Pull out every line below holding the word "Конной".

────────────────

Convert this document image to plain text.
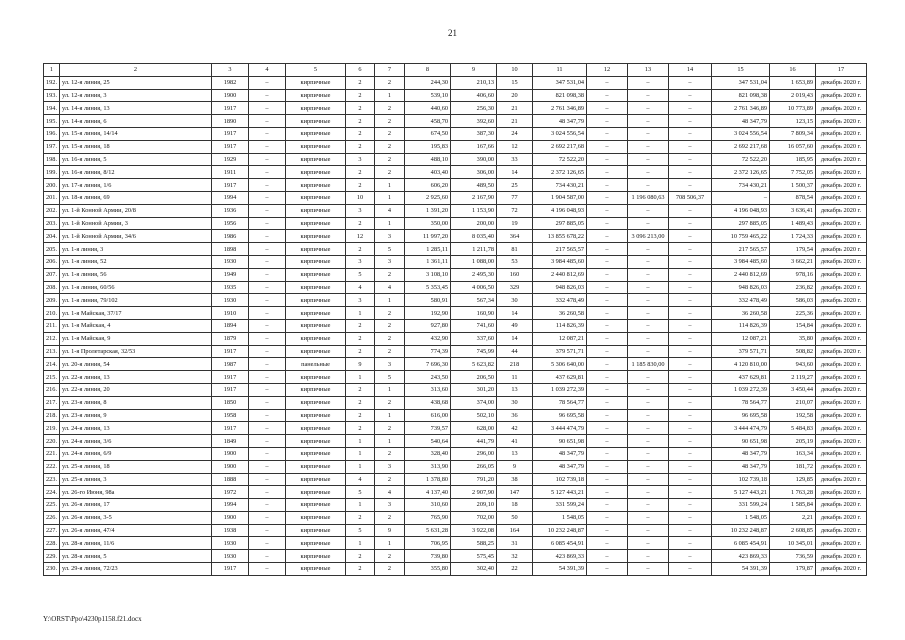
21
1	2	3	4	5	6	7	8	9	10	11	12	13	14	15	16	17
192.	ул. 12-я линия, 25	1982	–	кирпичные	2	2	244,30	210,13	15	347 531,04	–	–	–	347 531,04	1 653,89	декабрь 2020 г.
193.	ул. 12-я линия, 3	1900	–	кирпичные	2	1	539,10	406,60	20	821 098,38	–	–	–	821 098,38	2 019,43	декабрь 2020 г.
194.	ул. 14-я линия, 13	1917	–	кирпичные	2	2	440,60	256,30	21	2 761 346,89	–	–	–	2 761 346,89	10 773,89	декабрь 2020 г.
195.	ул. 14-я линия, 6	1890	–	кирпичные	2	2	458,70	392,60	21	48 347,79	–	–	–	48 347,79	123,15	декабрь 2020 г.
196.	ул. 15-я линия, 14/14	1917	–	кирпичные	2	2	674,50	387,30	24	3 024 556,54	–	–	–	3 024 556,54	7 809,34	декабрь 2020 г.
197.	ул. 15-я линия, 18	1917	–	кирпичные	2	2	195,83	167,66	12	2 692 217,68	–	–	–	2 692 217,68	16 057,60	декабрь 2020 г.
198.	ул. 16-я линия, 5	1929	–	кирпичные	3	2	488,10	390,00	33	72 522,20	–	–	–	72 522,20	185,95	декабрь 2020 г.
199.	ул. 16-я линия, 8/12	1911	–	кирпичные	2	2	403,40	306,00	14	2 372 126,65	–	–	–	2 372 126,65	7 752,05	декабрь 2020 г.
200.	ул. 17-я линия, 1/6	1917	–	кирпичные	2	1	606,20	489,50	25	734 430,21	–	–	–	734 430,21	1 500,37	декабрь 2020 г.
201.	ул. 18-я линия, 69	1994	–	кирпичные	10	1	2 925,60	2 167,90	77	1 904 587,00	–	1 196 080,63	708 506,37	–	878,54	декабрь 2020 г.
202.	ул. 1-й Конной Армии, 20/8	1936	–	кирпичные	3	4	1 391,20	1 153,90	72	4 196 048,93	–	–	–	4 196 048,93	3 636,41	декабрь 2020 г.
203.	ул. 1-й Конной Армии, 3	1956	–	кирпичные	2	1	350,00	200,00	19	297 885,05	–	–	–	297 885,05	1 489,43	декабрь 2020 г.
204.	ул. 1-й Конной Армии, 34/6	1986	–	кирпичные	12	3	11 997,20	8 035,40	364	13 855 678,22	–	3 096 213,00	–	10 759 465,22	1 724,33	декабрь 2020 г.
205.	ул. 1-я линия, 3	1898	–	кирпичные	2	5	1 285,11	1 211,78	81	217 565,57	–	–	–	217 565,57	179,54	декабрь 2020 г.
206.	ул. 1-я линия, 52	1930	–	кирпичные	3	3	1 361,11	1 088,00	53	3 984 485,60	–	–	–	3 984 485,60	3 662,21	декабрь 2020 г.
207.	ул. 1-я линия, 56	1949	–	кирпичные	5	2	3 108,10	2 495,30	160	2 440 812,69	–	–	–	2 440 812,69	978,16	декабрь 2020 г.
208.	ул. 1-я линия, 60/56	1935	–	кирпичные	4	4	5 353,45	4 006,50	329	948 826,03	–	–	–	948 826,03	236,82	декабрь 2020 г.
209.	ул. 1-я линия, 79/102	1930	–	кирпичные	3	1	580,91	567,34	30	332 478,49	–	–	–	332 478,49	586,03	декабрь 2020 г.
210.	ул. 1-я Майская, 37/17	1910	–	кирпичные	1	2	192,90	160,90	14	36 260,58	–	–	–	36 260,58	225,36	декабрь 2020 г.
211.	ул. 1-я Майская, 4	1894	–	кирпичные	2	2	927,80	741,60	49	114 826,39	–	–	–	114 826,39	154,84	декабрь 2020 г.
212.	ул. 1-я Майская, 9	1879	–	кирпичные	2	2	432,90	337,60	14	12 087,21	–	–	–	12 087,21	35,80	декабрь 2020 г.
213.	ул. 1-я Пролетарская, 32/53	1917	–	кирпичные	2	2	774,39	745,99	44	379 571,71	–	–	–	379 571,71	508,82	декабрь 2020 г.
214.	ул. 20-я линия, 54	1987	–	панельные	9	3	7 696,30	5 623,82	218	5 306 640,00	–	1 185 830,00	–	4 120 810,00	943,60	декабрь 2020 г.
215.	ул. 22-я линия, 13	1917	–	кирпичные	1	5	243,50	206,50	11	437 629,81	–	–	–	437 629,81	2 119,27	декабрь 2020 г.
216.	ул. 22-я линия, 20	1917	–	кирпичные	2	1	313,60	301,20	13	1 039 272,39	–	–	–	1 039 272,39	3 450,44	декабрь 2020 г.
217.	ул. 23-я линия, 8	1850	–	кирпичные	2	2	438,68	374,00	30	78 564,77	–	–	–	78 564,77	210,07	декабрь 2020 г.
218.	ул. 23-я линия, 9	1958	–	кирпичные	2	1	616,00	502,10	36	96 695,58	–	–	–	96 695,58	192,58	декабрь 2020 г.
219.	ул. 24-я линия, 13	1917	–	кирпичные	2	2	739,57	628,00	42	3 444 474,79	–	–	–	3 444 474,79	5 484,83	декабрь 2020 г.
220.	ул. 24-я линия, 3/6	1849	–	кирпичные	1	1	540,64	441,79	41	90 651,98	–	–	–	90 651,98	205,19	декабрь 2020 г.
221.	ул. 24-я линия, 6/9	1900	–	кирпичные	1	2	328,40	296,00	13	48 347,79	–	–	–	48 347,79	163,34	декабрь 2020 г.
222.	ул. 25-я линия, 18	1900	–	кирпичные	1	3	313,90	266,05	9	48 347,79	–	–	–	48 347,79	181,72	декабрь 2020 г.
223.	ул. 25-я линия, 3	1888	–	кирпичные	4	2	1 378,80	791,20	38	102 739,18	–	–	–	102 739,18	129,85	декабрь 2020 г.
224.	ул. 26-го Июня, 98а	1972	–	кирпичные	5	4	4 137,40	2 907,90	147	5 127 443,21	–	–	–	5 127 443,21	1 763,28	декабрь 2020 г.
225.	ул. 26-я линия, 17	1994	–	кирпичные	1	3	310,60	209,10	18	331 599,24	–	–	–	331 599,24	1 585,84	декабрь 2020 г.
226.	ул. 26-я линия, 3-5	1900	–	кирпичные	2	2	765,90	702,00	50	1 548,05	–	–	–	1 548,05	2,21	декабрь 2020 г.
227.	ул. 26-я линия, 47/4	1938	–	кирпичные	5	9	5 631,28	3 922,08	164	10 232 248,87	–	–	–	10 232 248,87	2 608,85	декабрь 2020 г.
228.	ул. 28-я линия, 11/6	1930	–	кирпичные	1	1	706,95	588,25	31	6 085 454,91	–	–	–	6 085 454,91	10 345,01	декабрь 2020 г.
229.	ул. 28-я линия, 5	1930	–	кирпичные	2	2	739,80	575,45	32	423 869,33	–	–	–	423 869,33	736,59	декабрь 2020 г.
230.	ул. 29-я линия, 72/23	1917	–	кирпичные	2	2	355,80	302,40	22	54 391,39	–	–	–	54 391,39	179,87	декабрь 2020 г.
Y:\ORST\Ppo\4230p1158.f21.docx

────────────────

OUTPUT OF THE EXERCISE >>
202.	ул. 1-й Конной Армии, 20/8	1936	–	кирпичные	3	4	1 391,20	1 153,90	72	4 196 048,93	–	–	–	4 196 048,93	3 636,41	декабрь 2020 г.
203.	ул. 1-й Конной Армии, 3	1956	–	кирпичные	2	1	350,00	200,00	19	297 885,05	–	–	–	297 885,05	1 489,43	декабрь 2020 г.
204.	ул. 1-й Конной Армии, 34/6	1986	–	кирпичные	12	3	11 997,20	8 035,40	364	13 855 678,22	–	3 096 213,00	–	10 759 465,22	1 724,33	декабрь 2020 г.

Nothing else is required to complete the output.